> _Task to carry out_: Quote every line as given.

>> begin

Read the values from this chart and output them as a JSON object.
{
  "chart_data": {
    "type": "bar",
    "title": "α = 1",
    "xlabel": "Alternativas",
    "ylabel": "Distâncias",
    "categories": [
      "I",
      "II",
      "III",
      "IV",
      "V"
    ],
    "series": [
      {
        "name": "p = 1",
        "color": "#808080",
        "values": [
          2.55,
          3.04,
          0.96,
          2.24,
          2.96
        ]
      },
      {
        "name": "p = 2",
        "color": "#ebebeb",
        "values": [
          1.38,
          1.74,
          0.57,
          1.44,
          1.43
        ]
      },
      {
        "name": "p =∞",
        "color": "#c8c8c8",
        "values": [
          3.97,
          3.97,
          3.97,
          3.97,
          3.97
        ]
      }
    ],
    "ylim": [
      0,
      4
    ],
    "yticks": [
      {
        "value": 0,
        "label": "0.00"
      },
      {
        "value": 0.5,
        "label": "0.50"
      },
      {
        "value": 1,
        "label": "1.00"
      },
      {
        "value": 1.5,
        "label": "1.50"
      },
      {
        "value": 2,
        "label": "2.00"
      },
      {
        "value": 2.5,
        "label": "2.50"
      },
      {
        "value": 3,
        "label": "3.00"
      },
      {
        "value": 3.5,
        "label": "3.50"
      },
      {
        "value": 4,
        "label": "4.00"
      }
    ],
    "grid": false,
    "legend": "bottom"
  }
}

>> end

> _Result_:
Read the values from this chart and output them as a JSON object.
{
  "chart_data": {
    "type": "bar",
    "title": "α = 1",
    "xlabel": "Alternativas",
    "ylabel": "Distâncias",
    "categories": [
      "I",
      "II",
      "III",
      "IV",
      "V"
    ],
    "series": [
      {
        "name": "p = 1",
        "color": "#808080",
        "values": [
          2.55,
          3.04,
          0.96,
          2.24,
          2.96
        ]
      },
      {
        "name": "p = 2",
        "color": "#ebebeb",
        "values": [
          1.38,
          1.74,
          0.57,
          1.44,
          1.43
        ]
      },
      {
        "name": "p =∞",
        "color": "#c8c8c8",
        "values": [
          3.97,
          3.97,
          3.97,
          3.97,
          3.97
        ]
      }
    ],
    "ylim": [
      0,
      4
    ],
    "yticks": [
      {
        "value": 0,
        "label": "0.00"
      },
      {
        "value": 0.5,
        "label": "0.50"
      },
      {
        "value": 1,
        "label": "1.00"
      },
      {
        "value": 1.5,
        "label": "1.50"
      },
      {
        "value": 2,
        "label": "2.00"
      },
      {
        "value": 2.5,
        "label": "2.50"
      },
      {
        "value": 3,
        "label": "3.00"
      },
      {
        "value": 3.5,
        "label": "3.50"
      },
      {
        "value": 4,
        "label": "4.00"
      }
    ],
    "grid": false,
    "legend": "bottom"
  }
}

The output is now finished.